- [Exercise]: Extract the lines that carry the string "direkt" from the listing.

--------------------------------

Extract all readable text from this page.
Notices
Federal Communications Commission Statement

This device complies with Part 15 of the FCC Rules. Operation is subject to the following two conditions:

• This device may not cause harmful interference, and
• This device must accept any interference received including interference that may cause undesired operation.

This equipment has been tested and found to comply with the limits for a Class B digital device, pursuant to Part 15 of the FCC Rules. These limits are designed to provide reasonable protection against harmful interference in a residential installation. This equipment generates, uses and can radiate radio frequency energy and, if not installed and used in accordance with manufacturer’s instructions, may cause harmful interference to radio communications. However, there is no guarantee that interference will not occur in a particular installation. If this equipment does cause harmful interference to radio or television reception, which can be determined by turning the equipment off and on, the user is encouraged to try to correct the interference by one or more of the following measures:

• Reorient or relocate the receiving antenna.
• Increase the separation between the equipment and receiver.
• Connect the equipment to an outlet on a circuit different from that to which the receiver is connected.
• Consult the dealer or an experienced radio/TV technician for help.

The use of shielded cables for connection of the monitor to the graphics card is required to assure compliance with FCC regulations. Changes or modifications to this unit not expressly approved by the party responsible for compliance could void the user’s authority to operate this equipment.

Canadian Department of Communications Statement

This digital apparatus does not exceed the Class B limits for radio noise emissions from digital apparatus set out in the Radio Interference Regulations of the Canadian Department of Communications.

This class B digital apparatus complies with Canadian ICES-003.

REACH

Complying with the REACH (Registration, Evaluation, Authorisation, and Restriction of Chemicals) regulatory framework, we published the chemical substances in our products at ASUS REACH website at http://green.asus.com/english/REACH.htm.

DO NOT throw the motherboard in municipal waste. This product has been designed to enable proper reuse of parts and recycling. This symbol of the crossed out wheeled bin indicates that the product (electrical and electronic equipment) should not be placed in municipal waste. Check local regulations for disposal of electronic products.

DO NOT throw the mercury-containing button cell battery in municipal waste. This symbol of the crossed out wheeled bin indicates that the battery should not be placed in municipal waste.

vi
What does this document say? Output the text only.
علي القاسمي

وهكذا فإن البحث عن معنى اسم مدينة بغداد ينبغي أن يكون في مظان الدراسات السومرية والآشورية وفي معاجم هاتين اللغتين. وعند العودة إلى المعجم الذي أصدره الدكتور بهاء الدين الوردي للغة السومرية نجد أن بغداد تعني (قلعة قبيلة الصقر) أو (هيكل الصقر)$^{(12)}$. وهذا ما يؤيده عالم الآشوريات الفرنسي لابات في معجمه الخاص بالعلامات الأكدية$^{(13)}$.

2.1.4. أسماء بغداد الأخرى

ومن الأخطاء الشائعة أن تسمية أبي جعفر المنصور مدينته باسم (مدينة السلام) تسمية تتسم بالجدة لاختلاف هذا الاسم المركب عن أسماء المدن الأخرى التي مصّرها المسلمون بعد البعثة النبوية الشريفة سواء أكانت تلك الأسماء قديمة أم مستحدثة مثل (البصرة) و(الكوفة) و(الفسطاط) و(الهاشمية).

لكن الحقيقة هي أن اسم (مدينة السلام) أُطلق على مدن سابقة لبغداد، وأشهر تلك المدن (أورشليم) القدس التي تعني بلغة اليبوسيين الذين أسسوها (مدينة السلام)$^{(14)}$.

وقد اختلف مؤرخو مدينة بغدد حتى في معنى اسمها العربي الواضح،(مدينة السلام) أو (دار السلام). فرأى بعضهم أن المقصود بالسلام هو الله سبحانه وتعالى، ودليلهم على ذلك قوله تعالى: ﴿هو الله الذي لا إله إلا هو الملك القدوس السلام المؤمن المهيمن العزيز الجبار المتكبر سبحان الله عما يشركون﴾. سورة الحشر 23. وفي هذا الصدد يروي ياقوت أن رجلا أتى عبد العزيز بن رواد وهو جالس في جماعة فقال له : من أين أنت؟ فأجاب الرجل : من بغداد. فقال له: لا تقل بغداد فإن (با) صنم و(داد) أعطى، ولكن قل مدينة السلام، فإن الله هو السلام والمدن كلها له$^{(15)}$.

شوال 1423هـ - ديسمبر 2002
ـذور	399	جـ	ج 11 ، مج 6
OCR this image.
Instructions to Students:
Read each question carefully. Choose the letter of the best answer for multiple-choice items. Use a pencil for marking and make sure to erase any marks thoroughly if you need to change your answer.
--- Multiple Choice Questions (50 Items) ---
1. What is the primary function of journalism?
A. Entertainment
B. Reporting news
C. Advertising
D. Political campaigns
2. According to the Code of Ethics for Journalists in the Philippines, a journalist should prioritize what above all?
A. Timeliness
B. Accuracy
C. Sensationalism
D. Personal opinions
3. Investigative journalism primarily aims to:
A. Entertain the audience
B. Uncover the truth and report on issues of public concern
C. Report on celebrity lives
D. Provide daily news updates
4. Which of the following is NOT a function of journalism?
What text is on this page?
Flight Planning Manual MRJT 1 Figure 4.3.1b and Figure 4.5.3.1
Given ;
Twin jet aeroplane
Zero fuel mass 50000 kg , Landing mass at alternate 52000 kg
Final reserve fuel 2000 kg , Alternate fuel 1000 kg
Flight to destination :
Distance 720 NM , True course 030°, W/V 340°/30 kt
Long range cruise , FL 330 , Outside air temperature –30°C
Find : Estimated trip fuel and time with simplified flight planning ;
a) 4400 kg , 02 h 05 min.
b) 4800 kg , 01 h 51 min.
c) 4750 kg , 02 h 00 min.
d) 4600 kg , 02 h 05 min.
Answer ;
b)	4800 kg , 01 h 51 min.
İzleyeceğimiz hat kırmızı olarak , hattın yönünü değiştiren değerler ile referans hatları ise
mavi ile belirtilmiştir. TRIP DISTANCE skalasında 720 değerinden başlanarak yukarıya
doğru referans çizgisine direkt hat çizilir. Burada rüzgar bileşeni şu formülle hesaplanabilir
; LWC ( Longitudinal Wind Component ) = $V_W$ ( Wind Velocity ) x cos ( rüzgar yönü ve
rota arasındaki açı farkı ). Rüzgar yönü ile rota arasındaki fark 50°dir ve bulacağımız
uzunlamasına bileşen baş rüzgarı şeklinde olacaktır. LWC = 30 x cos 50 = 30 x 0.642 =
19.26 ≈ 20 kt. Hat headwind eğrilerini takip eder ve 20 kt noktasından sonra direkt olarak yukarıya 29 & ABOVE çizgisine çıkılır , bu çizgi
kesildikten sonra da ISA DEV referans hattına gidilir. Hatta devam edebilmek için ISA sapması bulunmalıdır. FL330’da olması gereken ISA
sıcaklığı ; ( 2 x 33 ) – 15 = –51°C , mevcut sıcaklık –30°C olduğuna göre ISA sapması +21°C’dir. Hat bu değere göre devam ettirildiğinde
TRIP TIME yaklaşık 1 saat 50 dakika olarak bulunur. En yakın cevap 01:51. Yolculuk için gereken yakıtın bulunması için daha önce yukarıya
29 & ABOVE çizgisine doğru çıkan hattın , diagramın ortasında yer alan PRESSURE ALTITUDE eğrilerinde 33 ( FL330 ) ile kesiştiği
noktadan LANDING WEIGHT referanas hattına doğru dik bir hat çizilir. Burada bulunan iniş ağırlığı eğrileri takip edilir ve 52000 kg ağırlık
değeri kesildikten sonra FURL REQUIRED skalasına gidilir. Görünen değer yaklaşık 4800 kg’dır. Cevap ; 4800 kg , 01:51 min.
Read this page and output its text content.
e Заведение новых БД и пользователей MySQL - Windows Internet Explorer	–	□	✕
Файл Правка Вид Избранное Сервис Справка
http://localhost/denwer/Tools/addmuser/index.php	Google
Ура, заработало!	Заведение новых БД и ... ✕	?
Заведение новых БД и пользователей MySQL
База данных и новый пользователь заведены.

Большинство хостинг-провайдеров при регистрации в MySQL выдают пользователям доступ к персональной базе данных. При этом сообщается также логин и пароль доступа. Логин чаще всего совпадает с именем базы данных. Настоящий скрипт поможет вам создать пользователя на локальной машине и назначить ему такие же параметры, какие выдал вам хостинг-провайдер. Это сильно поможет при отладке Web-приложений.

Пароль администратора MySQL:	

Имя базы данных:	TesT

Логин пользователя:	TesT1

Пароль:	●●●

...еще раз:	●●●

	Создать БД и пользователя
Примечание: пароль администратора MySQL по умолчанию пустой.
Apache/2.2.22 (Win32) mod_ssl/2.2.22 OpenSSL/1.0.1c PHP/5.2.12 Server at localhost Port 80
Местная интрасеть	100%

--------------------------------

- [Task response]:
doğru referans çizgisine direkt hat çizilir. Burada rüzgar bileşeni şu formülle hesaplanabilir
19.26 ≈ 20 kt. Hat headwind eğrilerini takip eder ve 20 kt noktasından sonra direkt olarak yukarıya 29 & ABOVE çizgisine çıkılır , bu çizgi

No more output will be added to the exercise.